* [AIM]: Each line of the data that includes the string "from" is to be copied out.

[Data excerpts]
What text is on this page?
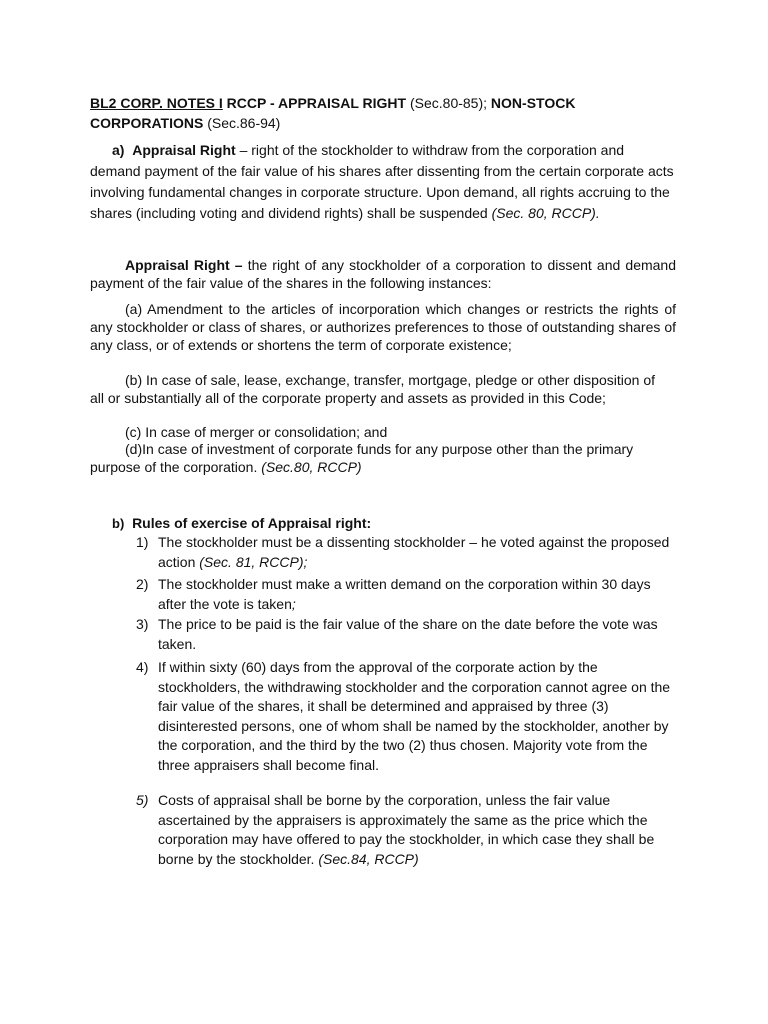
BL2 CORP. NOTES I RCCP - APPRAISAL RIGHT (Sec.80-85); NON-STOCK CORPORATIONS (Sec.86-94)
a) Appraisal Right – right of the stockholder to withdraw from the corporation and demand payment of the fair value of his shares after dissenting from the certain corporate acts involving fundamental changes in corporate structure. Upon demand, all rights accruing to the shares (including voting and dividend rights) shall be suspended (Sec. 80, RCCP).
Appraisal Right – the right of any stockholder of a corporation to dissent and demand payment of the fair value of the shares in the following instances:
(a) Amendment to the articles of incorporation which changes or restricts the rights of any stockholder or class of shares, or authorizes preferences to those of outstanding shares of any class, or of extends or shortens the term of corporate existence;
(b) In case of sale, lease, exchange, transfer, mortgage, pledge or other disposition of all or substantially all of the corporate property and assets as provided in this Code;
(c) In case of merger or consolidation; and
(d)In case of investment of corporate funds for any purpose other than the primary purpose of the corporation. (Sec.80, RCCP)
b) Rules of exercise of Appraisal right:
1) The stockholder must be a dissenting stockholder – he voted against the proposed action (Sec. 81, RCCP);
2) The stockholder must make a written demand on the corporation within 30 days after the vote is taken;
3) The price to be paid is the fair value of the share on the date before the vote was taken.
4) If within sixty (60) days from the approval of the corporate action by the stockholders, the withdrawing stockholder and the corporation cannot agree on the fair value of the shares, it shall be determined and appraised by three (3) disinterested persons, one of whom shall be named by the stockholder, another by the corporation, and the third by the two (2) thus chosen. Majority vote from the three appraisers shall become final.
5) Costs of appraisal shall be borne by the corporation, unless the fair value ascertained by the appraisers is approximately the same as the price which the corporation may have offered to pay the stockholder, in which case they shall be borne by the stockholder. (Sec.84, RCCP)
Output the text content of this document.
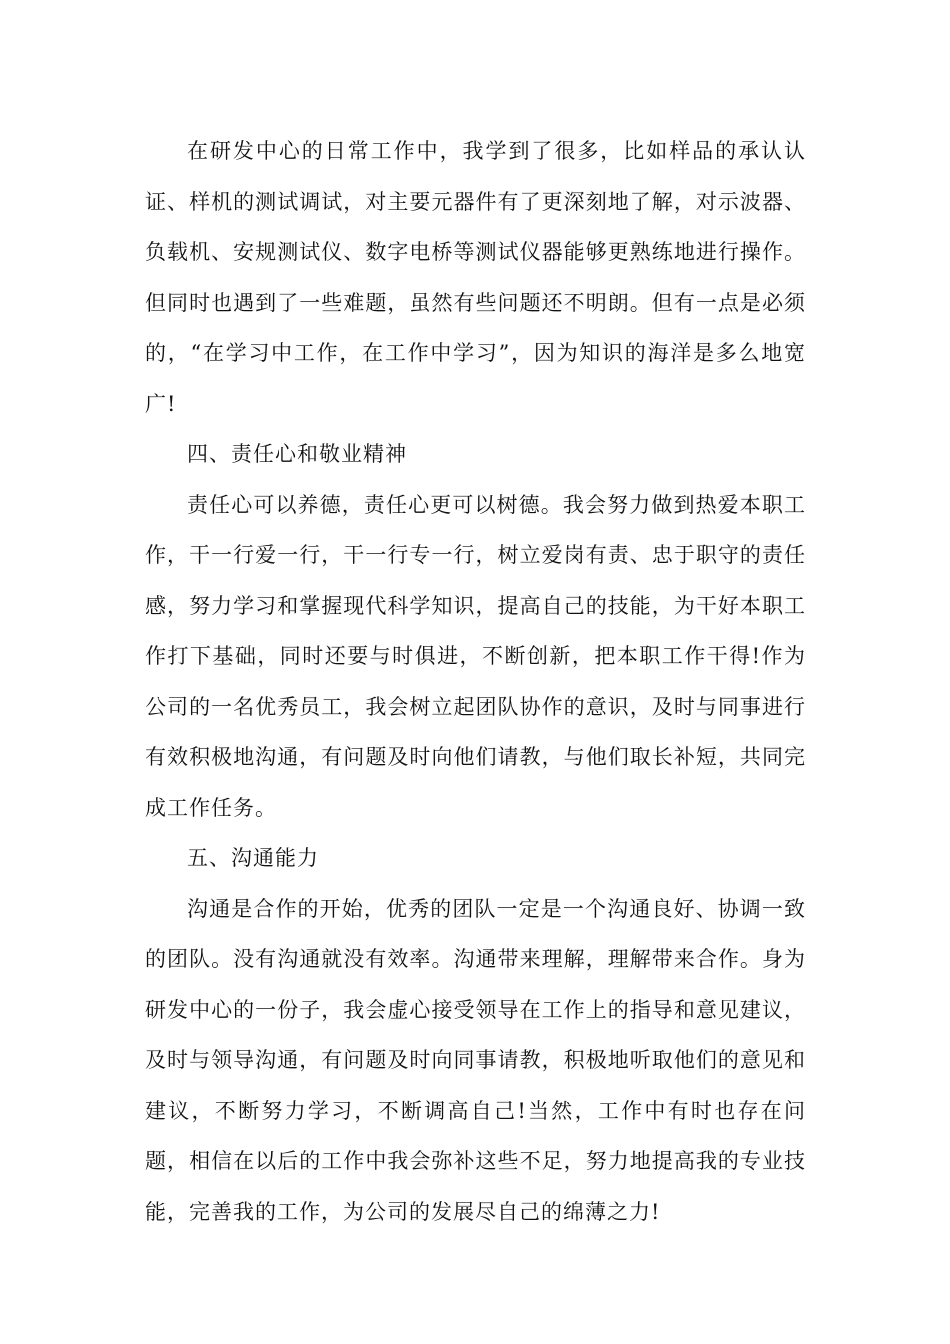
在研发中心的日常工作中，我学到了很多，比如样品的承认认证、样机的测试调试，对主要元器件有了更深刻地了解，对示波器、负载机、安规测试仪、数字电桥等测试仪器能够更熟练地进行操作。但同时也遇到了一些难题，虽然有些问题还不明朗。但有一点是必须的，“在学习中工作，在工作中学习”，因为知识的海洋是多么地宽广!

四、责任心和敬业精神

责任心可以养德，责任心更可以树德。我会努力做到热爱本职工作，干一行爱一行，干一行专一行，树立爱岗有责、忠于职守的责任感，努力学习和掌握现代科学知识，提高自己的技能，为干好本职工作打下基础，同时还要与时俱进，不断创新，把本职工作干得!作为公司的一名优秀员工，我会树立起团队协作的意识，及时与同事进行有效积极地沟通，有问题及时向他们请教，与他们取长补短，共同完成工作任务。

五、沟通能力

沟通是合作的开始，优秀的团队一定是一个沟通良好、协调一致的团队。没有沟通就没有效率。沟通带来理解，理解带来合作。身为研发中心的一份子，我会虚心接受领导在工作上的指导和意见建议，及时与领导沟通，有问题及时向同事请教，积极地听取他们的意见和建议，不断努力学习，不断调高自己!当然，工作中有时也存在问题，相信在以后的工作中我会弥补这些不足，努力地提高我的专业技能，完善我的工作，为公司的发展尽自己的绵薄之力!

* [RESULT FOR THIS EXERCISE]:
a) Appraisal Right – right of the stockholder to withdraw from the corporation and demand payment of the fair value of his shares after dissenting from the certain corporate acts involving fundamental changes in corporate structure. Upon demand, all rights accruing to the shares (including voting and dividend rights) shall be suspended (Sec. 80, RCCP).
4) If within sixty (60) days from the approval of the corporate action by the stockholders, the withdrawing stockholder and the corporation cannot agree on the fair value of the shares, it shall be determined and appraised by three (3) disinterested persons, one of whom shall be named by the stockholder, another by the corporation, and the third by the two (2) thus chosen. Majority vote from the three appraisers shall become final.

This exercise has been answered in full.